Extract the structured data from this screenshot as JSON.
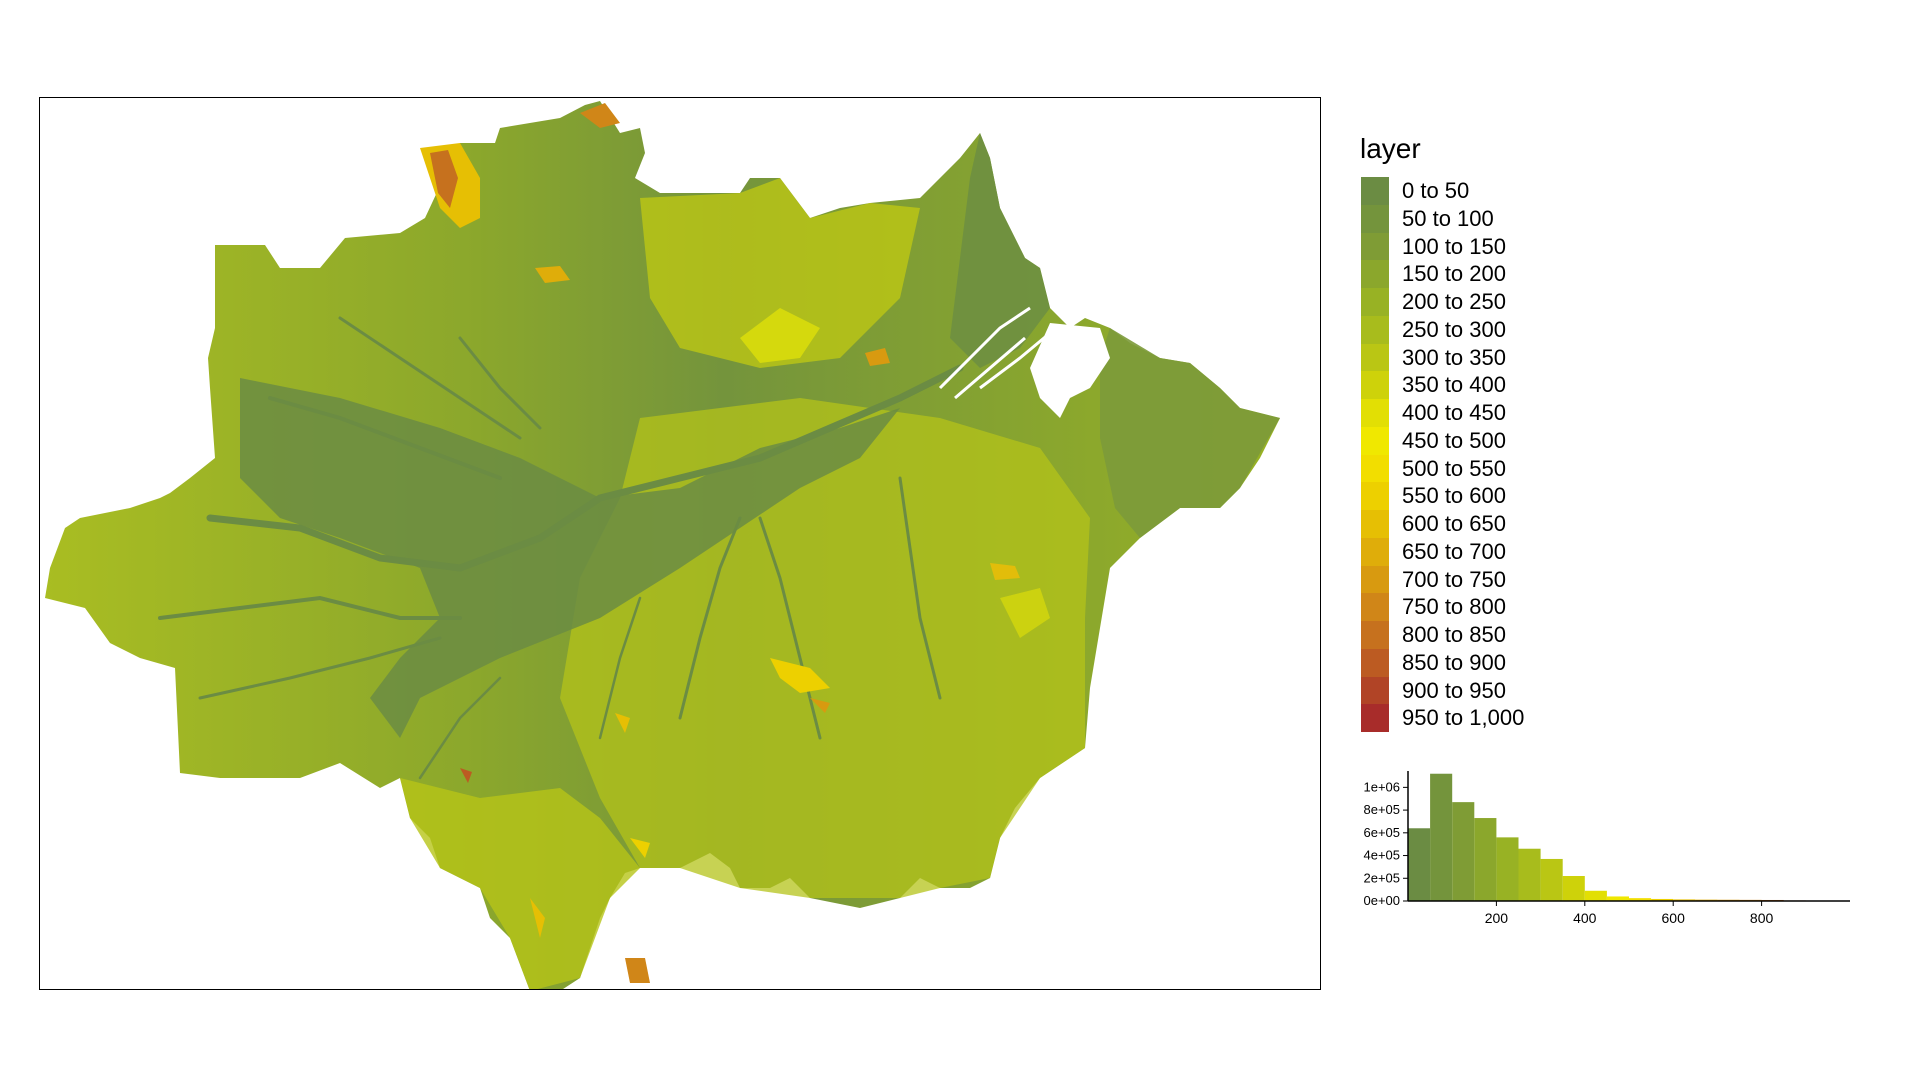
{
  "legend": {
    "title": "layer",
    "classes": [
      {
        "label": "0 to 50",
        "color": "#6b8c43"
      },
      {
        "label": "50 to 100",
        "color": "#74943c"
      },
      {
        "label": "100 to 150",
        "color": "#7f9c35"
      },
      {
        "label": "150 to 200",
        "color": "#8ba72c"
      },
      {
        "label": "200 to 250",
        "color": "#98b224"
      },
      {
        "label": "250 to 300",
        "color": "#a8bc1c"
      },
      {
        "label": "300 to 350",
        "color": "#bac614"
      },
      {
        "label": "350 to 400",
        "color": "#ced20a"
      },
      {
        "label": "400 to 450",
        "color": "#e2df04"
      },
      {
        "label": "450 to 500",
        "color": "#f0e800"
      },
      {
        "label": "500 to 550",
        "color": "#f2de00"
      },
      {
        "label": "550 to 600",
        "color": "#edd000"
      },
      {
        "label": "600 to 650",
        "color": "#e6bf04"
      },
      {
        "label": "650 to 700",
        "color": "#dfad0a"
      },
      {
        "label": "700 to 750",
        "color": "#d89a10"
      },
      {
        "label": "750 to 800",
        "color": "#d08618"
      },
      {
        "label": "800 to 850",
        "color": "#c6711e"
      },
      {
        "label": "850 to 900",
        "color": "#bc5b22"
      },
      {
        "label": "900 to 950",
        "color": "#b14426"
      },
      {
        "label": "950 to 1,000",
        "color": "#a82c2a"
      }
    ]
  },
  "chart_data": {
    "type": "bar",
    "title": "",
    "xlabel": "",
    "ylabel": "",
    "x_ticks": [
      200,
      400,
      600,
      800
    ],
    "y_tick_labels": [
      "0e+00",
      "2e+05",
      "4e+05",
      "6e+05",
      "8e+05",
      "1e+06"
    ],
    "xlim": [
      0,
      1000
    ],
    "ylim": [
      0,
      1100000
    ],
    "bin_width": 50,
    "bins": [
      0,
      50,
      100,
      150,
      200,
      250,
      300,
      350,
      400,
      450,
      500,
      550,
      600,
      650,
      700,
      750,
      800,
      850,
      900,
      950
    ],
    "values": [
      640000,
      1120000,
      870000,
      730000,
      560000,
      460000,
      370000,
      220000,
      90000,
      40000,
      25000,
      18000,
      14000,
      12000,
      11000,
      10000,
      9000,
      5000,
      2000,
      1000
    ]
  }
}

_EXERCISE DESCRIPTION_: Give the entries again word for word, but skip the pictures.

_ANSWER IN FULL_:
Extract the structured data from this screenshot as JSON.
{
  "legend": {
    "title": "layer",
    "classes": [
      {
        "label": "0 to 50",
        "color": "#6b8c43"
      },
      {
        "label": "50 to 100",
        "color": "#74943c"
      },
      {
        "label": "100 to 150",
        "color": "#7f9c35"
      },
      {
        "label": "150 to 200",
        "color": "#8ba72c"
      },
      {
        "label": "200 to 250",
        "color": "#98b224"
      },
      {
        "label": "250 to 300",
        "color": "#a8bc1c"
      },
      {
        "label": "300 to 350",
        "color": "#bac614"
      },
      {
        "label": "350 to 400",
        "color": "#ced20a"
      },
      {
        "label": "400 to 450",
        "color": "#e2df04"
      },
      {
        "label": "450 to 500",
        "color": "#f0e800"
      },
      {
        "label": "500 to 550",
        "color": "#f2de00"
      },
      {
        "label": "550 to 600",
        "color": "#edd000"
      },
      {
        "label": "600 to 650",
        "color": "#e6bf04"
      },
      {
        "label": "650 to 700",
        "color": "#dfad0a"
      },
      {
        "label": "700 to 750",
        "color": "#d89a10"
      },
      {
        "label": "750 to 800",
        "color": "#d08618"
      },
      {
        "label": "800 to 850",
        "color": "#c6711e"
      },
      {
        "label": "850 to 900",
        "color": "#bc5b22"
      },
      {
        "label": "900 to 950",
        "color": "#b14426"
      },
      {
        "label": "950 to 1,000",
        "color": "#a82c2a"
      }
    ]
  },
  "chart_data": {
    "type": "bar",
    "title": "",
    "xlabel": "",
    "ylabel": "",
    "x_ticks": [
      200,
      400,
      600,
      800
    ],
    "y_tick_labels": [
      "0e+00",
      "2e+05",
      "4e+05",
      "6e+05",
      "8e+05",
      "1e+06"
    ],
    "xlim": [
      0,
      1000
    ],
    "ylim": [
      0,
      1100000
    ],
    "bin_width": 50,
    "bins": [
      0,
      50,
      100,
      150,
      200,
      250,
      300,
      350,
      400,
      450,
      500,
      550,
      600,
      650,
      700,
      750,
      800,
      850,
      900,
      950
    ],
    "values": [
      640000,
      1120000,
      870000,
      730000,
      560000,
      460000,
      370000,
      220000,
      90000,
      40000,
      25000,
      18000,
      14000,
      12000,
      11000,
      10000,
      9000,
      5000,
      2000,
      1000
    ]
  }
}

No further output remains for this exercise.